As best seen in FIGS. 1 and 2, seat 30 is positioned forwardly of frame 12 and is supported from a vertical intermediate frame member 64 which is secured to front base member 34. Seat 30 is preferably supported from vertical member 64 by a braced cantilever member 66. In addition to seat 30, exercise machine 10 may include a leg restraint 33. Leg restraint 33 is positioned forward of seat 30 so that the user can restrain himself or herself from lifting off seat 30 when working out with a weight that exceeds his or her own body weight. Restraint 33 includes a pair of cylindrical padded members 33a and 33b which are rotatably mounted on a tubular member 35 which is similarly mounted to vertical support or member 64 by a cantilever member 68. Preferably, both seat 30 and restraint 33 are adjustably mounted to vertical support 64 to accommodate users of different height and proportions. In this manner, when a user is seated on seat 30, the user may position his or her legs under restraint 33 and pull on handle 25 which in turn pulls on carriage 22 by way of lift cable 24. As described previously, the amount of resistance depends on the number of individual weights 20 that are coupled to carriage 22.

As best seen in FIG. 4, carriage 22 includes downwardly depending selection rod or member 65 in which a plurality of electromagnetic couplers 70 are positioned or mounted. In preferred form, selection rod 65 includes a plurality of cavities 71, which can be milled, cast or formed from welded components forming selection rod 65, in which electromagnetic coils 71a, which form electromagnetic coupler 70, are held in a respective cavity 71 by an adhesive, such as an epoxy potting material. Referring to FIGS. 4 and 5, selection rod 65 extends through central openings 72 provided in weights 20 and includes a respective electromagnetic coupler 70 for each individual weight 20 in stack 18 so that each weight can be individually and selectively coupled to selection rod 65. Given the high tensile force, on the order of 1200 lbs, of the individual electromagnetic couplers 70, only one exposed side or face 70b of electromagnetic couplers 70 are needed to hold the respective weights 20. However, it should be understood that more than one side of electromagnetic couplers 70 may be exposed for holding the respective weights. Alternatively, electromagnetic couplers 70 may be mounted to selection rod by conventional means, such as fasteners or the like.

● **Goal 1**
In the exercise machine description, why is the leg restraint placed forward of the seat?
● **Goal 2**
Write the next part of the exercise machine description, picking up after its final sentence.

● **Supplied material**

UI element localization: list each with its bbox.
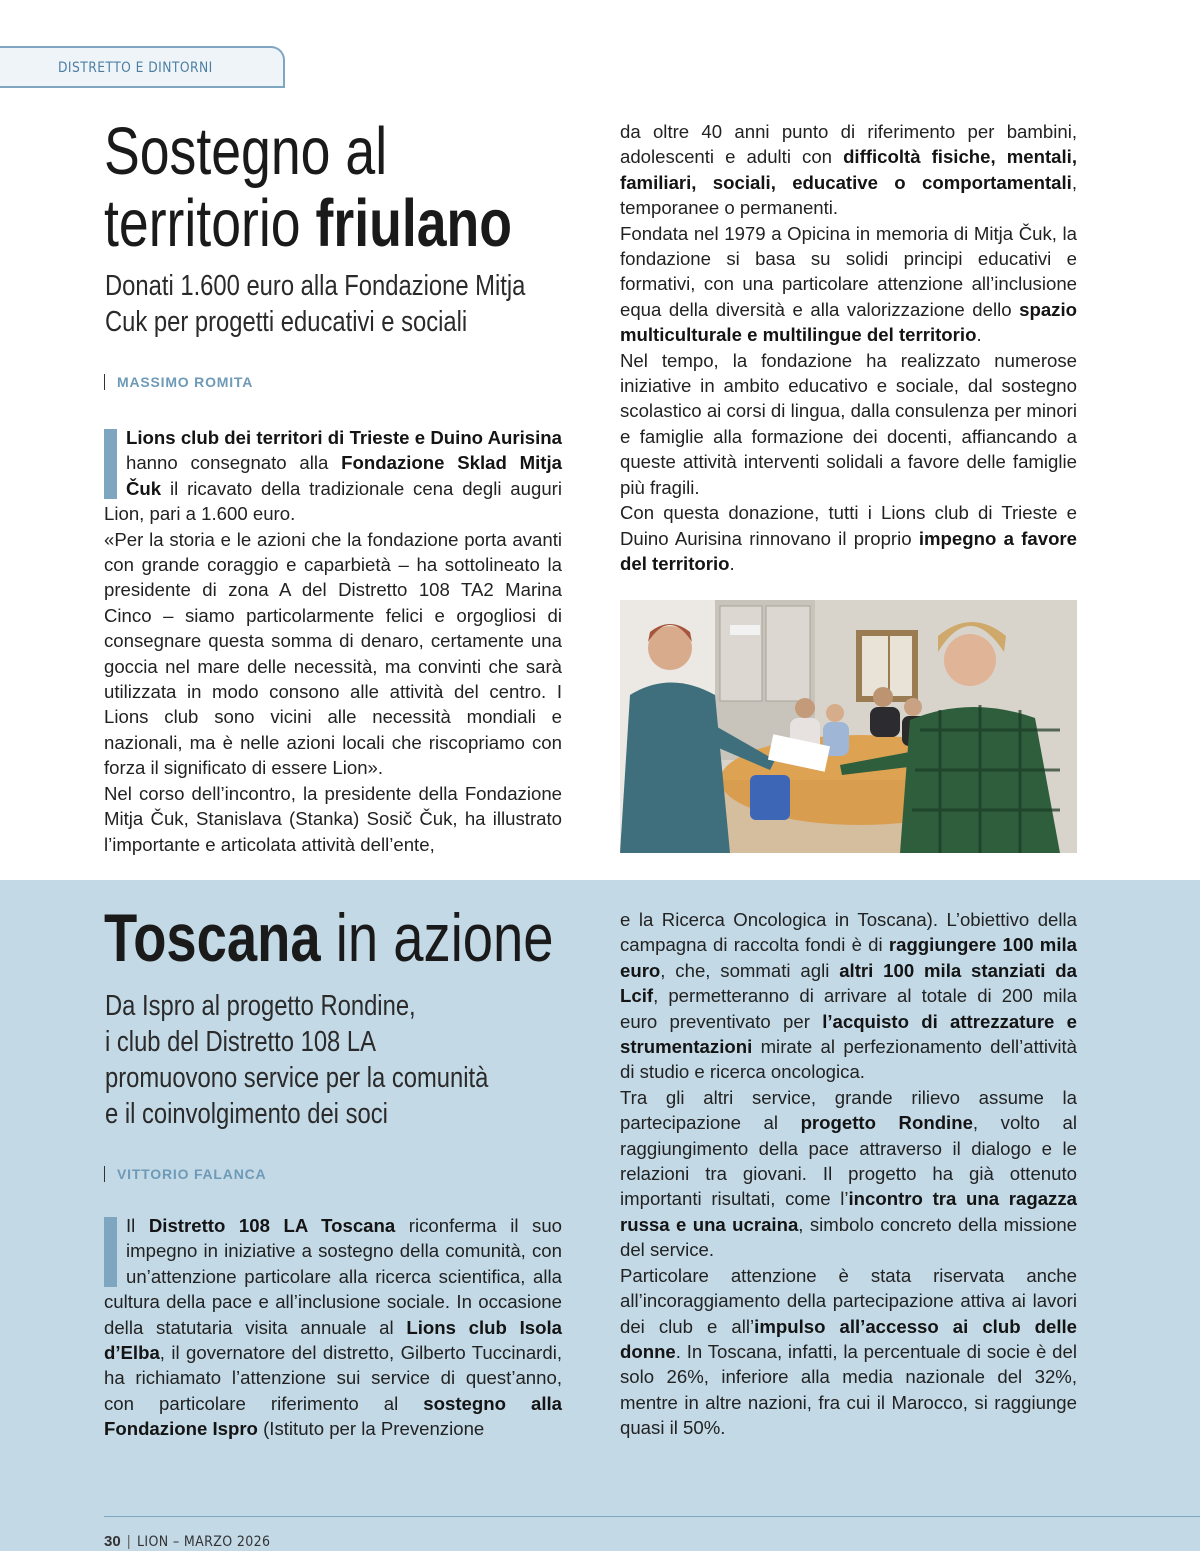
article2-column-left xyxy=(104,1213,562,1442)
section-tab xyxy=(0,46,285,88)
article1-subtitle: Donati 1.600 euro alla Fondazione Mitja Cuk per progetti educativi e sociali xyxy=(105,270,526,338)
article1-title-line2: territorio friulano xyxy=(104,186,513,261)
article1-paragraph: Con questa donazione, tutti i Lions club di Trieste e Duino Aurisina rinnovano il proprio impegno a favore del territorio. xyxy=(620,502,1078,574)
article2-paragraph: Il Distretto 108 LA Toscana riconferma il suo impegno in iniziative a sostegno della comunità, con un’attenzione particolare alla ricerca scientifica, alla cultura della pace e all’inclusione sociale. In occasione della statutaria visita annuale al Lions club Isola d’Elba, il governatore del distretto, Gilberto Tuccinardi, ha richiamato l’attenzione sui service di quest’anno, con particolare riferimento al sostegno alla Fondazione Ispro (Istituto per la Prevenzione xyxy=(104,1215,563,1440)
article1-paragraph: da oltre 40 anni punto di riferimento per bambini, adolescenti e adulti con difficoltà fisiche, mentali, familiari, sociali, educative o comportamentali, temporanee o permanenti. xyxy=(620,121,1077,219)
article2-paragraph: Particolare attenzione è stata riservata anche all’incoraggiamento della partecipazione attiva ai lavori dei club e all’impulso all’accesso ai club delle donne. In Toscana, infatti, la percentuale di socie è del solo 26%, inferiore alla media nazionale del 32%, mentre in altre nazioni, fra cui il Marocco, si raggiunge quasi il 50%. xyxy=(620,1264,1077,1439)
photo-illustration xyxy=(620,600,1077,853)
article2-subtitle: Da Ispro al progetto Rondine, i club del Distretto 108 LA promuovono service per la comunità e il coinvolgimento dei soci xyxy=(105,990,489,1130)
article2-paragraph: Tra gli altri service, grande rilievo assume la partecipazione al progetto Rondine, volto al raggiungimento della pace attraverso il dialogo e le relazioni tra giovani. Il progetto ha già ottenuto importanti risultati, come l’incontro tra una ragazza russa e una ucraina, simbolo concreto della missione del service. xyxy=(620,1086,1078,1261)
drop-bar xyxy=(104,429,117,499)
article2-paragraph: e la Ricerca Oncologica in Toscana). L’obiettivo della campagna di raccolta fondi è di raggiungere 100 mila euro, che, sommati agli altri 100 mila stanziati da Lcif, permetteranno di arrivare al totale di 200 mila euro preventivato per l’acquisto di attrezzature e strumentazioni mirate al perfezionamento dell’attività di studio e ricerca oncologica. xyxy=(620,909,1077,1083)
footer-separator: | xyxy=(126,1533,131,1550)
magazine-issue: LION – MARZO 2026 xyxy=(136,1534,270,1550)
article2-title: Toscana in azione xyxy=(104,900,554,976)
article2-author: VITTORIO FALANCA xyxy=(104,1166,266,1182)
footer-rule xyxy=(104,1516,1200,1517)
article1-column-right xyxy=(620,119,1077,576)
page-number: 30 xyxy=(104,1533,121,1550)
article1-paragraph: Fondata nel 1979 a Opicina in memoria di Mitja Čuk, la fondazione si basa su solidi principi educativi e formativi, con una particolare attenzione all’inclusione equa della diversità e alla valorizzazione dello spazio multiculturale e multilingue del territorio. xyxy=(620,222,1077,346)
article1-title-line1: Sostegno al xyxy=(104,114,388,189)
section-label: DISTRETTO E DINTORNI xyxy=(58,60,213,76)
page-footer xyxy=(104,1533,285,1550)
article1-photo xyxy=(620,600,1077,853)
article2-column-right xyxy=(620,907,1077,1441)
article1-paragraph: Nel tempo, la fondazione ha realizzato numerose iniziative in ambito educativo e sociale, dal sostegno scolastico ai corsi di lingua, dalla consulenza per minori e famiglie alla formazione dei docenti, affiancando a queste attività interventi solidali a favore delle famiglie più fragili. xyxy=(620,349,1077,498)
article1-column-left xyxy=(104,425,562,857)
article1-paragraph: Lions club dei territori di Trieste e Duino Aurisina hanno consegnato alla Fondazione Sklad Mitja Čuk il ricavato della tradizionale cena degli auguri Lion, pari a 1.600 euro. xyxy=(104,427,563,525)
article1-author: MASSIMO ROMITA xyxy=(104,374,253,390)
drop-bar xyxy=(104,1217,117,1287)
article1-paragraph: Nel corso dell’incontro, la presidente della Fondazione Mitja Čuk, Stanislava (Stanka) Sosič Čuk, ha illustrato l’importante e articolata attività dell’ente, xyxy=(104,782,562,855)
article1-paragraph: «Per la storia e le azioni che la fondazione porta avanti con grande coraggio e caparbietà – ha sottolineato la presidente di zona A del Distretto 108 TA2 Marina Cinco – siamo particolarmente felici e orgogliosi di consegnare questa somma di denaro, certamente una goccia nel mare delle necessità, ma convinti che sarà utilizzata in modo consono alle attività del centro. I Lions club sono vicini alle necessità mondiali e nazionali, ma è nelle azioni locali che riscopriamo con forza il significato di essere Lion». xyxy=(104,528,562,779)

● **Reply 1**
It lets users keep themselves from lifting off the seat when they work out with a weight that exceeds their own body weight.

● **Reply 2**
Electromagnetic couplers 70 are energized or de-energized through a control circuit 75, shown in FIG. 6, which will be more fully described below. In this manner, each respective electromagnetic coupler 70 can be individually activated or deactivated to couple to or decouple from its respective weight 20 in stack 18 to increase or decrease the weight coupled to carriage 22. Furthermore, the weights are instantaneously coupled or decoupled which eliminates any transition time between changes in the resistance. Consequently, the user of the weight lifting machine can work to his or her optimum fatigue point without resting.

As best seen in FIG. 6, control circuit 75 includes a control center 76, which in turn includes a processor such as a microprocessor, and preferably a memory storage device, an AC to DC converter 78, a manual input control 80, such as a manual drop switch, and a proximity sensor 82. In the illustrated embodiment, converter 78 is supported in a housing 85 which is mounted to frame 12 on column member 52. Converter 78 is electrically coupled to a 110-volt AC power drop 88 through conventional wiring. Housing 85 includes a wire chase or harness 90 through which electrical wires extend from housing 85 to weight stack 18. Wires 70a extend along frame 12 or in the frame's (12) tubular members 52, 46, and 58 to housing 85 where they exit from housing 85 through wire chase 90. Wire chase 90 preferably extends through base 23 of carriage 22 and down through selection member 65 to electrically couple each electromagnetic coupler 70 to control center 76.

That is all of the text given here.